#### Data in this exercise:
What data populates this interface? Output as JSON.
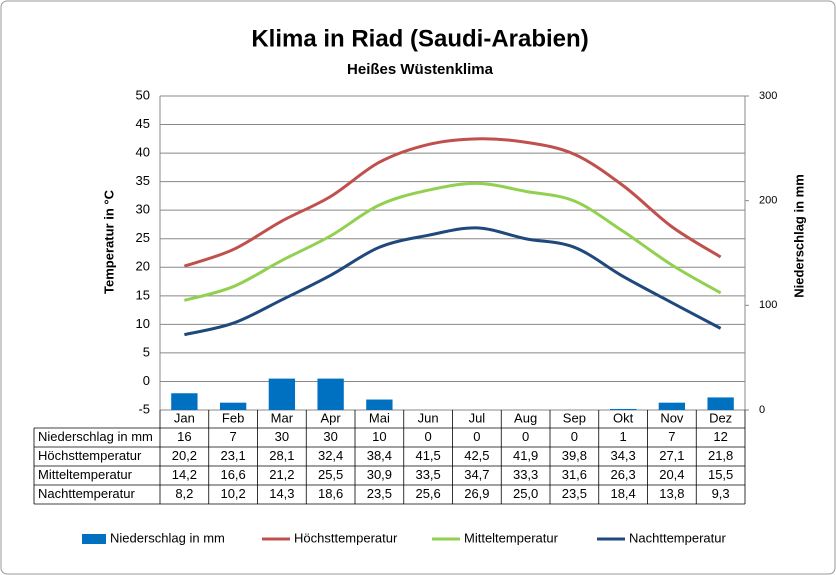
{
  "chart_data": {
    "type": "combo",
    "title": "Klima in Riad (Saudi-Arabien)",
    "subtitle": "Heißes Wüstenklima",
    "ylabel": "Temperatur in °C",
    "y2label": "Niederschlag in mm",
    "categories": [
      "Jan",
      "Feb",
      "Mar",
      "Apr",
      "Mai",
      "Jun",
      "Jul",
      "Aug",
      "Sep",
      "Okt",
      "Nov",
      "Dez"
    ],
    "ylim": [
      -5,
      50
    ],
    "yticks": [
      -5,
      0,
      5,
      10,
      15,
      20,
      25,
      30,
      35,
      40,
      45,
      50
    ],
    "y2lim": [
      0,
      300
    ],
    "y2ticks": [
      0,
      100,
      200,
      300
    ],
    "grid": true,
    "legend": "bottom",
    "series": [
      {
        "name": "Niederschlag in mm",
        "kind": "bar",
        "axis": "y2",
        "color": "#0070c0",
        "values": [
          16,
          7,
          30,
          30,
          10,
          0,
          0,
          0,
          0,
          1,
          7,
          12
        ]
      },
      {
        "name": "Höchsttemperatur",
        "kind": "line",
        "color": "#c0504d",
        "values": [
          20.2,
          23.1,
          28.1,
          32.4,
          38.4,
          41.5,
          42.5,
          41.9,
          39.8,
          34.3,
          27.1,
          21.8
        ],
        "value_labels": [
          "20,2",
          "23,1",
          "28,1",
          "32,4",
          "38,4",
          "41,5",
          "42,5",
          "41,9",
          "39,8",
          "34,3",
          "27,1",
          "21,8"
        ]
      },
      {
        "name": "Mitteltemperatur",
        "kind": "line",
        "color": "#92d050",
        "values": [
          14.2,
          16.6,
          21.2,
          25.5,
          30.9,
          33.5,
          34.7,
          33.3,
          31.6,
          26.3,
          20.4,
          15.5
        ],
        "value_labels": [
          "14,2",
          "16,6",
          "21,2",
          "25,5",
          "30,9",
          "33,5",
          "34,7",
          "33,3",
          "31,6",
          "26,3",
          "20,4",
          "15,5"
        ]
      },
      {
        "name": "Nachttemperatur",
        "kind": "line",
        "color": "#1f497d",
        "values": [
          8.2,
          10.2,
          14.3,
          18.6,
          23.5,
          25.6,
          26.9,
          25.0,
          23.5,
          18.4,
          13.8,
          9.3
        ],
        "value_labels": [
          "8,2",
          "10,2",
          "14,3",
          "18,6",
          "23,5",
          "25,6",
          "26,9",
          "25,0",
          "23,5",
          "18,4",
          "13,8",
          "9,3"
        ]
      }
    ]
  }
}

#### Task to carry out:
Identify each line holding the string "Niederschlag", and copy it out.

#### Correct answer:
    "y2label": "Niederschlag in mm",
        "name": "Niederschlag in mm",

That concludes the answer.